TEXT EXCERPT:
There are modules which are suited for multiprocessing on clusters, listed here. But I have a script which is already using the multiprocessing
module. This answer states that using this module on a cluster will only let it make processes within a node. But what is this behavior like?
Lets say I have a script called multi.py
which looks something like this:
import multiprocessing as mp
output = mp.Queue()
def square(num, output):
""" example function. square num """
res = num**2
output.put(res)
processes = [mp.Process(target=square, args=(x, output)) for x in range(100000)]
# Run processes
for p in processes:
p.start()
# Exit the completed processes
for p in processes:
p.join()
# Get process results from the output queue
results = [output.get() for p in processes]
print(results)
And I would submit this script to a cluster (for example Sun Grid Engine):
#!/bin/bash
# this script is called run.sh
python multi.py
qsub:
qsub -q short -lnodes=1:ppn=4 run.sh
What would happen? Will python produce processes within the boundary specified in the qsub
command (only on 4 CPU's)? Or will it try to use every CPU on the node?
Your qsub
call gives you 4 processors per node, with 1 node. Thus multiprocessing
is going to be limited to using a maximum of 4 processors.
BTW, if you want to do hierarchical parallel computing: across multiple clusters using sockets or ssh, using MPI and in coordination with cluster schedulers, and using multiprocessing and threading… you might want to have a look at pathos
and it's sister package pyina
(which interacts with MPI and the cluster scheduler).
For example, see: https://stackoverflow.com/questions/28203774/how-to-do-hierarchical-parallelism-in-ipython-parallel
Get pathos
here: https://github.com/uqfoundation

EXERCISE TASK 1:
Answer these questions about the cluster multiprocessing thread:
(a) What is the bash script that runs multi.py called?
(b) According to the reply, how many processors per node does the qsub call provide?
(c) Which package is named as the sister package of pathos?
EXERCISE TASK 2: Render the entries as a JSON list of strings, one string per line, starting with the line containing "double-check-icon[interactable] xyxy=(1339,540,1361,562)" and continuing through the line containing "filter-3d-nodes-icon[interactable] xyxy=(632,85,649,102)".

Element-and-box listings
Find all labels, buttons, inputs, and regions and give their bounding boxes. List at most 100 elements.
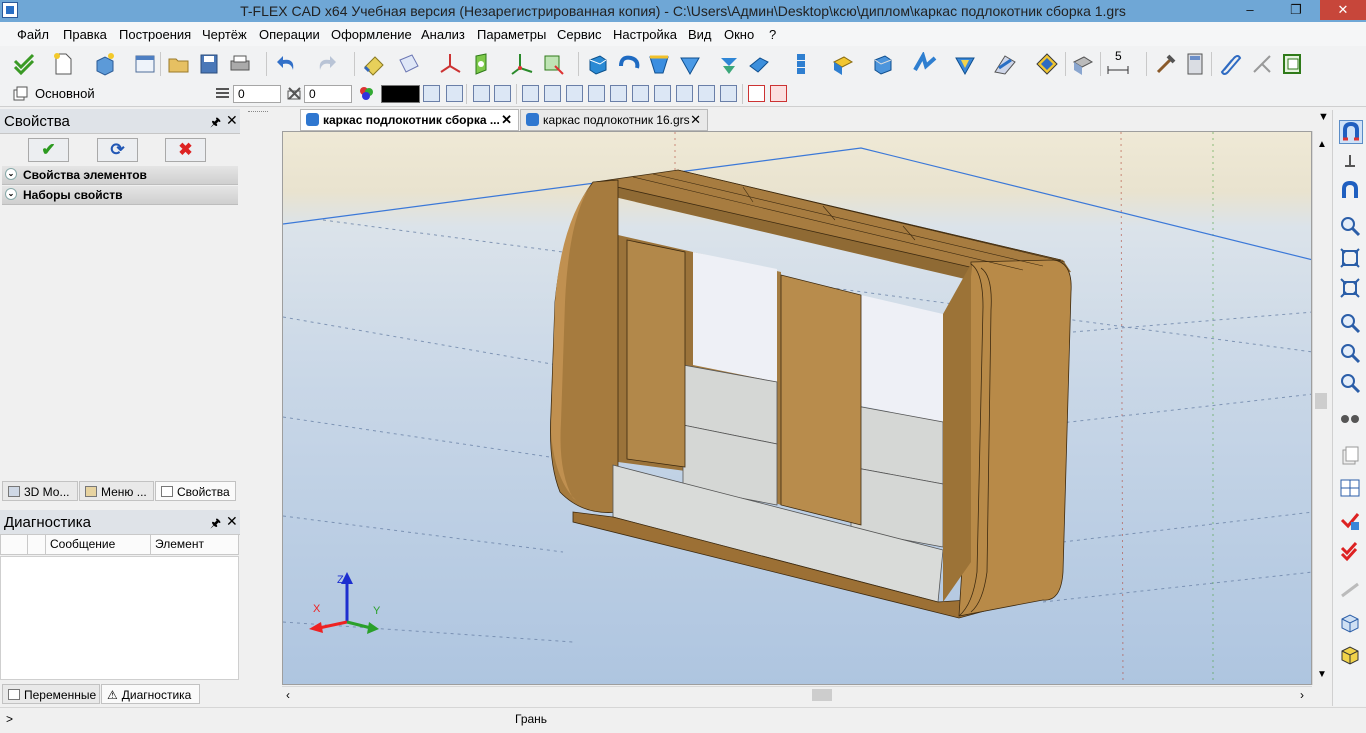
double-check-icon[interactable] xyxy=(1339,540,1361,562)
eraser-icon[interactable] xyxy=(362,52,386,76)
tab-menu[interactable]: Меню ... xyxy=(79,481,154,501)
fillet-icon[interactable] xyxy=(871,52,895,76)
loft-icon[interactable] xyxy=(647,52,671,76)
rotation-icon[interactable] xyxy=(617,52,641,76)
3d-node-icon[interactable] xyxy=(470,52,494,76)
filter-3d-nodes-icon[interactable] xyxy=(632,85,649,102)
coordinate-system-icon[interactable] xyxy=(438,52,462,76)
3d-profile-icon[interactable] xyxy=(541,52,565,76)
menu-help[interactable]: ? xyxy=(769,27,776,42)
workplane-icon[interactable] xyxy=(397,52,421,76)
grid-icon[interactable] xyxy=(1339,477,1361,499)
undo-icon[interactable] xyxy=(275,52,299,76)
measure-disabled-icon[interactable] xyxy=(1339,578,1361,600)
filter-text-icon[interactable] xyxy=(588,85,605,102)
column-header-icon[interactable] xyxy=(0,534,28,555)
sweep-icon[interactable] xyxy=(678,52,702,76)
menu-window[interactable]: Окно xyxy=(724,27,754,42)
filter-lines-icon[interactable] xyxy=(522,85,539,102)
menu-file[interactable]: Файл xyxy=(17,27,49,42)
layers-icon[interactable] xyxy=(12,85,29,102)
tab-document-assembly[interactable]: каркас подлокотник сборка ... ✕ xyxy=(300,109,519,131)
3d-viewport[interactable]: Z X Y xyxy=(282,131,1312,685)
scroll-right-icon[interactable]: › xyxy=(1300,688,1304,702)
horizontal-scrollbar[interactable]: ‹ › xyxy=(282,686,1312,704)
material-icon[interactable] xyxy=(1035,52,1059,76)
zoom-all-icon[interactable] xyxy=(1339,247,1361,269)
confirm-icon[interactable] xyxy=(12,52,36,76)
pin-snap-icon[interactable] xyxy=(1339,152,1361,174)
select-body-icon[interactable] xyxy=(748,85,765,102)
save-icon[interactable] xyxy=(197,52,221,76)
print-icon[interactable] xyxy=(228,52,252,76)
boolean-icon[interactable] xyxy=(831,52,855,76)
magnet-icon[interactable] xyxy=(1339,180,1361,202)
close-button[interactable]: ✕ xyxy=(1320,0,1366,20)
color-palette-icon[interactable] xyxy=(358,85,375,102)
filter-nodes-icon[interactable] xyxy=(544,85,561,102)
filter-graphics-icon[interactable] xyxy=(566,85,583,102)
menu-analysis[interactable]: Анализ xyxy=(421,27,465,42)
magnet-snap-icon[interactable] xyxy=(1339,120,1363,144)
menu-service[interactable]: Сервис xyxy=(557,27,602,42)
tab-diagnostics[interactable]: ⚠ Диагностика xyxy=(101,684,200,704)
filter-vertices-icon[interactable] xyxy=(720,85,737,102)
command-prompt[interactable]: > xyxy=(6,712,13,726)
measure-icon[interactable] xyxy=(1250,52,1274,76)
filter-dimensions-icon[interactable] xyxy=(610,85,627,102)
new-3d-model-icon[interactable] xyxy=(93,52,117,76)
level-input[interactable]: 0 xyxy=(233,85,281,103)
column-header-element[interactable]: Элемент xyxy=(150,534,239,555)
select-operation-icon[interactable] xyxy=(770,85,787,102)
layer-name[interactable]: Основной xyxy=(35,86,95,101)
document-window-icon[interactable] xyxy=(133,52,157,76)
vertical-scroll-thumb[interactable] xyxy=(1315,393,1327,409)
scroll-down-icon[interactable]: ▼ xyxy=(1317,669,1327,680)
tab-document-part[interactable]: каркас подлокотник 16.grs ✕ xyxy=(520,109,708,131)
vertical-scrollbar[interactable]: ▲ ▼ xyxy=(1312,131,1330,685)
calculator-icon[interactable] xyxy=(1183,52,1207,76)
filter-faces-icon[interactable] xyxy=(676,85,693,102)
zoom-previous-icon[interactable] xyxy=(1339,372,1361,394)
pipe-icon[interactable] xyxy=(747,52,771,76)
section-property-sets[interactable]: ⌄ Наборы свойств xyxy=(2,186,238,205)
attach-icon[interactable] xyxy=(1218,52,1242,76)
zoom-window-icon[interactable] xyxy=(1339,215,1361,237)
menu-parameters[interactable]: Параметры xyxy=(477,27,546,42)
section-icon[interactable] xyxy=(993,52,1017,76)
tab-properties[interactable]: Свойства xyxy=(155,481,236,501)
pages-icon[interactable] xyxy=(1339,444,1361,466)
minimize-button[interactable]: – xyxy=(1227,0,1273,20)
snap-off-icon[interactable] xyxy=(494,85,511,102)
menu-settings[interactable]: Настройка xyxy=(613,27,677,42)
zoom-out-icon[interactable] xyxy=(1339,342,1361,364)
menu-drawing[interactable]: Чертёж xyxy=(202,27,247,42)
tab-variables[interactable]: Переменные xyxy=(2,684,100,704)
menu-design[interactable]: Оформление xyxy=(331,27,412,42)
report-icon[interactable] xyxy=(1280,52,1304,76)
close-icon[interactable]: ✕ xyxy=(226,112,238,129)
blend-icon[interactable] xyxy=(913,50,937,76)
shaded-cube-icon[interactable] xyxy=(1339,644,1361,666)
dimension-icon[interactable]: 5 xyxy=(1106,49,1130,76)
horizontal-scroll-thumb[interactable] xyxy=(812,689,832,701)
close-icon[interactable]: ✕ xyxy=(226,513,238,530)
menu-operations[interactable]: Операции xyxy=(259,27,320,42)
tabs-dropdown-icon[interactable]: ▼ xyxy=(1318,111,1329,123)
column-header-type[interactable] xyxy=(27,534,46,555)
redo-icon[interactable] xyxy=(314,52,338,76)
glasses-icon[interactable] xyxy=(1339,408,1361,430)
variables-icon[interactable] xyxy=(1154,52,1178,76)
close-tab-icon[interactable]: ✕ xyxy=(690,110,701,130)
snap-icon[interactable] xyxy=(473,85,490,102)
close-tab-icon[interactable]: ✕ xyxy=(501,110,512,130)
menu-edit[interactable]: Правка xyxy=(63,27,107,42)
hide-show-icon[interactable] xyxy=(1071,52,1095,76)
column-header-message[interactable]: Сообщение xyxy=(45,534,151,555)
scroll-up-icon[interactable]: ▲ xyxy=(1317,139,1327,150)
filter-3d-profiles-icon[interactable] xyxy=(654,85,671,102)
open-file-icon[interactable] xyxy=(167,52,191,76)
spiral-icon[interactable] xyxy=(717,52,741,76)
array-icon[interactable] xyxy=(789,52,813,76)
cancel-button[interactable]: ✖ xyxy=(165,138,206,162)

WRITTEN RESPONSE 1:
(a) run.sh
(b) 4 processors per node, with 1 node
(c) pyina

WRITTEN RESPONSE 2:
[
  "double-check-icon[interactable] xyxy=(1339,540,1361,562)",
  "eraser-icon[interactable] xyxy=(362,52,386,76)",
  "tab-menu[interactable]: Меню ... xyxy=(79,481,154,501)",
  "fillet-icon[interactable] xyxy=(871,52,895,76)",
  "loft-icon[interactable] xyxy=(647,52,671,76)",
  "rotation-icon[interactable] xyxy=(617,52,641,76)",
  "3d-node-icon[interactable] xyxy=(470,52,494,76)",
  "filter-3d-nodes-icon[interactable] xyxy=(632,85,649,102)"
]